### What you need to do
Exactly repeat the material, dropping every picture from the copy.

+ + + +

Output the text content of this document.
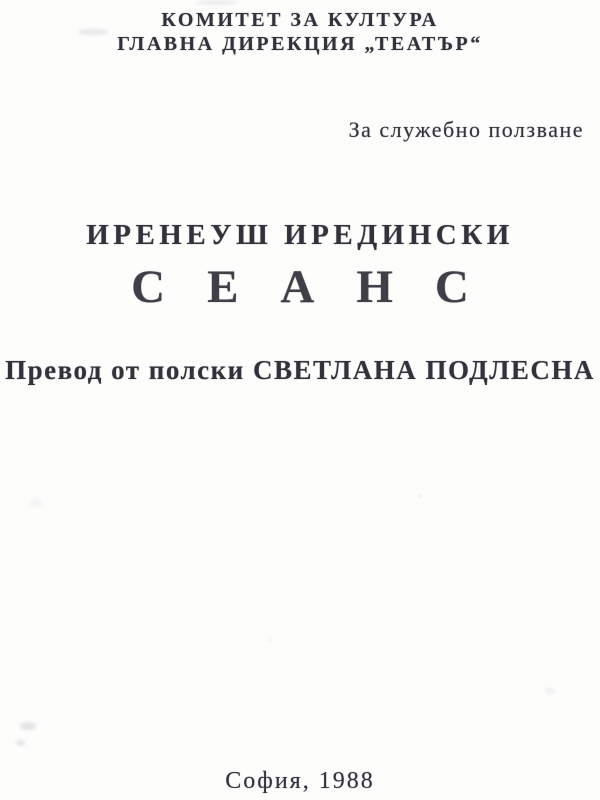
КОМИТЕТ ЗА КУЛТУРА
ГЛАВНА ДИРЕКЦИЯ „ТЕАТЪР“
За служебно ползване
ИРЕНЕУШ ИРЕДИНСКИ
СЕАНС
Превод от полски СВЕТЛАНА ПОДЛЕСНА
София, 1988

+ + + +

### Worked answer
Output the text content of this document.
КОМИТЕТ ЗА КУЛТУРА
ГЛАВНА ДИРЕКЦИЯ „ТЕАТЪР“
За служебно ползване
ИРЕНЕУШ ИРЕДИНСКИ
СЕАНС
Превод от полски СВЕТЛАНА ПОДЛЕСНА
София, 1988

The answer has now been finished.